**Task**
Print the entire listing. Each line must match the original exactly.

**Raw records**
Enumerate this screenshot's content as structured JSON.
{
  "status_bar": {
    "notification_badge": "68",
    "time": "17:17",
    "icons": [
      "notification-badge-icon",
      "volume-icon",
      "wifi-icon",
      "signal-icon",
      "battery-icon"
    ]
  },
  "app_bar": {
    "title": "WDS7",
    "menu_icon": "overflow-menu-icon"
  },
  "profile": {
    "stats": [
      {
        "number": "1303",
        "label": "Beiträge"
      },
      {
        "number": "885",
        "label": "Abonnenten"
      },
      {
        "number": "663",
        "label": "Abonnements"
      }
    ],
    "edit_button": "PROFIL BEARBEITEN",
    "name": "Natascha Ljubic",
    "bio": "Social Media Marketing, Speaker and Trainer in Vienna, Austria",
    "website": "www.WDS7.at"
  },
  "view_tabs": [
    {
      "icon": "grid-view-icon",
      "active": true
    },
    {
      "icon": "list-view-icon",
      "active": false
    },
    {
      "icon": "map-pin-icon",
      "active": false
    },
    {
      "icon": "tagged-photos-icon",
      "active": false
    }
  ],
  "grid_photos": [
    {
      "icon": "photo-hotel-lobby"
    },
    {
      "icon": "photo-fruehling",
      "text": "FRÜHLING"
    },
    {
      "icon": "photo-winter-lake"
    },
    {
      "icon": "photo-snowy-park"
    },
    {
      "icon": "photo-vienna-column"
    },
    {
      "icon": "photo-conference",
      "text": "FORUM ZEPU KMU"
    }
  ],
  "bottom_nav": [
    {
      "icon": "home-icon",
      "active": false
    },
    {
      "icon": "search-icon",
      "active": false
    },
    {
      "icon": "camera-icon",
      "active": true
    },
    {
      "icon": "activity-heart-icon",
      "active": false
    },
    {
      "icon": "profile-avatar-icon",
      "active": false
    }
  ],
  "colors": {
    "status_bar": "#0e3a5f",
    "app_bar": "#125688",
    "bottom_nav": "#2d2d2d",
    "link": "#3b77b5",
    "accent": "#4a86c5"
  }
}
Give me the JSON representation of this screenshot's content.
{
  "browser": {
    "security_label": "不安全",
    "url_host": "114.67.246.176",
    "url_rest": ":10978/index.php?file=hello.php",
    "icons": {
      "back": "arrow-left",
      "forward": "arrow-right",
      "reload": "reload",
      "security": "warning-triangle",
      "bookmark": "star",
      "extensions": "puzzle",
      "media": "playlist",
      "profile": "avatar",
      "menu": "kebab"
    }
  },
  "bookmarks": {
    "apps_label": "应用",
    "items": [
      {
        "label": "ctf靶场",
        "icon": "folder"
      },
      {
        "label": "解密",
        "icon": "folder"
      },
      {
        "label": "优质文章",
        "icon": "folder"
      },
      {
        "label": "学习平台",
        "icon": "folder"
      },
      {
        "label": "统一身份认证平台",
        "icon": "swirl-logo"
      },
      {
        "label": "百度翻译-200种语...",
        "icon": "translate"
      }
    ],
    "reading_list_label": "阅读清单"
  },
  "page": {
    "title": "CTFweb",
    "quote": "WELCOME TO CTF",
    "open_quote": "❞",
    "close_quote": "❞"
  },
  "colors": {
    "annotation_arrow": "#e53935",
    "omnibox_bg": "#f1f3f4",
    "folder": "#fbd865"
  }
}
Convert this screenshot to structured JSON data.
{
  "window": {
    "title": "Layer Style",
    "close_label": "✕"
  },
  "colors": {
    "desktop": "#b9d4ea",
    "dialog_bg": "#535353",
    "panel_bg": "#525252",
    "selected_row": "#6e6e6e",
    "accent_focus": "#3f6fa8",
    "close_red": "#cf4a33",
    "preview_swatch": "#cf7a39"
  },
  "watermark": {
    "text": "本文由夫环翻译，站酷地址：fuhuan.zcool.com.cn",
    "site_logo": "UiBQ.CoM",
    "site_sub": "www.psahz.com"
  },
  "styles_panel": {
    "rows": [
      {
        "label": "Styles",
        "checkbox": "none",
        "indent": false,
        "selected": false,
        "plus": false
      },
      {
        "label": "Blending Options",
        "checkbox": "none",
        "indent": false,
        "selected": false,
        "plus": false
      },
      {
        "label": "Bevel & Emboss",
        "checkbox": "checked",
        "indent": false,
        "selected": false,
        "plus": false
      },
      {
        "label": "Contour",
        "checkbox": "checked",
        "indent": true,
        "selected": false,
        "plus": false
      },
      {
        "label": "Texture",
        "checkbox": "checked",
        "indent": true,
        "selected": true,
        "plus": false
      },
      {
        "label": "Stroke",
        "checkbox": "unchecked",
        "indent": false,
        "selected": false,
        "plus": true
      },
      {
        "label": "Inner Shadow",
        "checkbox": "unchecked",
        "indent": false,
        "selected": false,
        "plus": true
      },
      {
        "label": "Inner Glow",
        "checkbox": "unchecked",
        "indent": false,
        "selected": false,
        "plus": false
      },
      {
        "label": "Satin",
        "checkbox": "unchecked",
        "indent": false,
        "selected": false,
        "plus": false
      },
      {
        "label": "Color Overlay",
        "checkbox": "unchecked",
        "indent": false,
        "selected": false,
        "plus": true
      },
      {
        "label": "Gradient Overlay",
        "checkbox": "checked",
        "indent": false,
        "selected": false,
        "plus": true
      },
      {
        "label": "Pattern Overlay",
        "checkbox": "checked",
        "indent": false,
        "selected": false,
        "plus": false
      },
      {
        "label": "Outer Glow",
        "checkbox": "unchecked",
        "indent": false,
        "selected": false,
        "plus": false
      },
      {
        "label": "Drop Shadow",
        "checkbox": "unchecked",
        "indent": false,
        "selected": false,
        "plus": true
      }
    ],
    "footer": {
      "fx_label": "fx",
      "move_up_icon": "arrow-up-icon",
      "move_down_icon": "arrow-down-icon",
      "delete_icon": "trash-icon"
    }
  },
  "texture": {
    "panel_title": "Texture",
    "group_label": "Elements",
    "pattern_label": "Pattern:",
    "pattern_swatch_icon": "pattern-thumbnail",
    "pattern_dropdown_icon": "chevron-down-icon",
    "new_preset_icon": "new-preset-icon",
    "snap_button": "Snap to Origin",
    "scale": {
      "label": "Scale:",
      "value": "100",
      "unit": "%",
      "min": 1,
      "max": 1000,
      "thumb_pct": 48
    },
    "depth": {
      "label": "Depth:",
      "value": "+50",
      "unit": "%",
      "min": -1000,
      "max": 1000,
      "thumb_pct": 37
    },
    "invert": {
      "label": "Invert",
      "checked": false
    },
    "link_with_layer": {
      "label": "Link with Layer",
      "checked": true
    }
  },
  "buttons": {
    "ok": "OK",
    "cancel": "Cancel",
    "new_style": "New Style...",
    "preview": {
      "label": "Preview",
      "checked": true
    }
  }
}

**Exercise output**
Enumerate this screenshot's content as structured JSON.
{
  "status_bar": {
    "notification_badge": "68",
    "time": "17:17",
    "icons": [
      "notification-badge-icon",
      "volume-icon",
      "wifi-icon",
      "signal-icon",
      "battery-icon"
    ]
  },
  "app_bar": {
    "title": "WDS7",
    "menu_icon": "overflow-menu-icon"
  },
  "profile": {
    "stats": [
      {
        "number": "1303",
        "label": "Beiträge"
      },
      {
        "number": "885",
        "label": "Abonnenten"
      },
      {
        "number": "663",
        "label": "Abonnements"
      }
    ],
    "edit_button": "PROFIL BEARBEITEN",
    "name": "Natascha Ljubic",
    "bio": "Social Media Marketing, Speaker and Trainer in Vienna, Austria",
    "website": "www.WDS7.at"
  },
  "view_tabs": [
    {
      "icon": "grid-view-icon",
      "active": true
    },
    {
      "icon": "list-view-icon",
      "active": false
    },
    {
      "icon": "map-pin-icon",
      "active": false
    },
    {
      "icon": "tagged-photos-icon",
      "active": false
    }
  ],
  "grid_photos": [
    {
      "icon": "photo-hotel-lobby"
    },
    {
      "icon": "photo-fruehling",
      "text": "FRÜHLING"
    },
    {
      "icon": "photo-winter-lake"
    },
    {
      "icon": "photo-snowy-park"
    },
    {
      "icon": "photo-vienna-column"
    },
    {
      "icon": "photo-conference",
      "text": "FORUM ZEPU KMU"
    }
  ],
  "bottom_nav": [
    {
      "icon": "home-icon",
      "active": false
    },
    {
      "icon": "search-icon",
      "active": false
    },
    {
      "icon": "camera-icon",
      "active": true
    },
    {
      "icon": "activity-heart-icon",
      "active": false
    },
    {
      "icon": "profile-avatar-icon",
      "active": false
    }
  ],
  "colors": {
    "status_bar": "#0e3a5f",
    "app_bar": "#125688",
    "bottom_nav": "#2d2d2d",
    "link": "#3b77b5",
    "accent": "#4a86c5"
  }
}
Give me the JSON representation of this screenshot's content.
{
  "browser": {
    "security_label": "不安全",
    "url_host": "114.67.246.176",
    "url_rest": ":10978/index.php?file=hello.php",
    "icons": {
      "back": "arrow-left",
      "forward": "arrow-right",
      "reload": "reload",
      "security": "warning-triangle",
      "bookmark": "star",
      "extensions": "puzzle",
      "media": "playlist",
      "profile": "avatar",
      "menu": "kebab"
    }
  },
  "bookmarks": {
    "apps_label": "应用",
    "items": [
      {
        "label": "ctf靶场",
        "icon": "folder"
      },
      {
        "label": "解密",
        "icon": "folder"
      },
      {
        "label": "优质文章",
        "icon": "folder"
      },
      {
        "label": "学习平台",
        "icon": "folder"
      },
      {
        "label": "统一身份认证平台",
        "icon": "swirl-logo"
      },
      {
        "label": "百度翻译-200种语...",
        "icon": "translate"
      }
    ],
    "reading_list_label": "阅读清单"
  },
  "page": {
    "title": "CTFweb",
    "quote": "WELCOME TO CTF",
    "open_quote": "❞",
    "close_quote": "❞"
  },
  "colors": {
    "annotation_arrow": "#e53935",
    "omnibox_bg": "#f1f3f4",
    "folder": "#fbd865"
  }
}
Convert this screenshot to structured JSON data.
{
  "window": {
    "title": "Layer Style",
    "close_label": "✕"
  },
  "colors": {
    "desktop": "#b9d4ea",
    "dialog_bg": "#535353",
    "panel_bg": "#525252",
    "selected_row": "#6e6e6e",
    "accent_focus": "#3f6fa8",
    "close_red": "#cf4a33",
    "preview_swatch": "#cf7a39"
  },
  "watermark": {
    "text": "本文由夫环翻译，站酷地址：fuhuan.zcool.com.cn",
    "site_logo": "UiBQ.CoM",
    "site_sub": "www.psahz.com"
  },
  "styles_panel": {
    "rows": [
      {
        "label": "Styles",
        "checkbox": "none",
        "indent": false,
        "selected": false,
        "plus": false
      },
      {
        "label": "Blending Options",
        "checkbox": "none",
        "indent": false,
        "selected": false,
        "plus": false
      },
      {
        "label": "Bevel & Emboss",
        "checkbox": "checked",
        "indent": false,
        "selected": false,
        "plus": false
      },
      {
        "label": "Contour",
        "checkbox": "checked",
        "indent": true,
        "selected": false,
        "plus": false
      },
      {
        "label": "Texture",
        "checkbox": "checked",
        "indent": true,
        "selected": true,
        "plus": false
      },
      {
        "label": "Stroke",
        "checkbox": "unchecked",
        "indent": false,
        "selected": false,
        "plus": true
      },
      {
        "label": "Inner Shadow",
        "checkbox": "unchecked",
        "indent": false,
        "selected": false,
        "plus": true
      },
      {
        "label": "Inner Glow",
        "checkbox": "unchecked",
        "indent": false,
        "selected": false,
        "plus": false
      },
      {
        "label": "Satin",
        "checkbox": "unchecked",
        "indent": false,
        "selected": false,
        "plus": false
      },
      {
        "label": "Color Overlay",
        "checkbox": "unchecked",
        "indent": false,
        "selected": false,
        "plus": true
      },
      {
        "label": "Gradient Overlay",
        "checkbox": "checked",
        "indent": false,
        "selected": false,
        "plus": true
      },
      {
        "label": "Pattern Overlay",
        "checkbox": "checked",
        "indent": false,
        "selected": false,
        "plus": false
      },
      {
        "label": "Outer Glow",
        "checkbox": "unchecked",
        "indent": false,
        "selected": false,
        "plus": false
      },
      {
        "label": "Drop Shadow",
        "checkbox": "unchecked",
        "indent": false,
        "selected": false,
        "plus": true
      }
    ],
    "footer": {
      "fx_label": "fx",
      "move_up_icon": "arrow-up-icon",
      "move_down_icon": "arrow-down-icon",
      "delete_icon": "trash-icon"
    }
  },
  "texture": {
    "panel_title": "Texture",
    "group_label": "Elements",
    "pattern_label": "Pattern:",
    "pattern_swatch_icon": "pattern-thumbnail",
    "pattern_dropdown_icon": "chevron-down-icon",
    "new_preset_icon": "new-preset-icon",
    "snap_button": "Snap to Origin",
    "scale": {
      "label": "Scale:",
      "value": "100",
      "unit": "%",
      "min": 1,
      "max": 1000,
      "thumb_pct": 48
    },
    "depth": {
      "label": "Depth:",
      "value": "+50",
      "unit": "%",
      "min": -1000,
      "max": 1000,
      "thumb_pct": 37
    },
    "invert": {
      "label": "Invert",
      "checked": false
    },
    "link_with_layer": {
      "label": "Link with Layer",
      "checked": true
    }
  },
  "buttons": {
    "ok": "OK",
    "cancel": "Cancel",
    "new_style": "New Style...",
    "preview": {
      "label": "Preview",
      "checked": true
    }
  }
}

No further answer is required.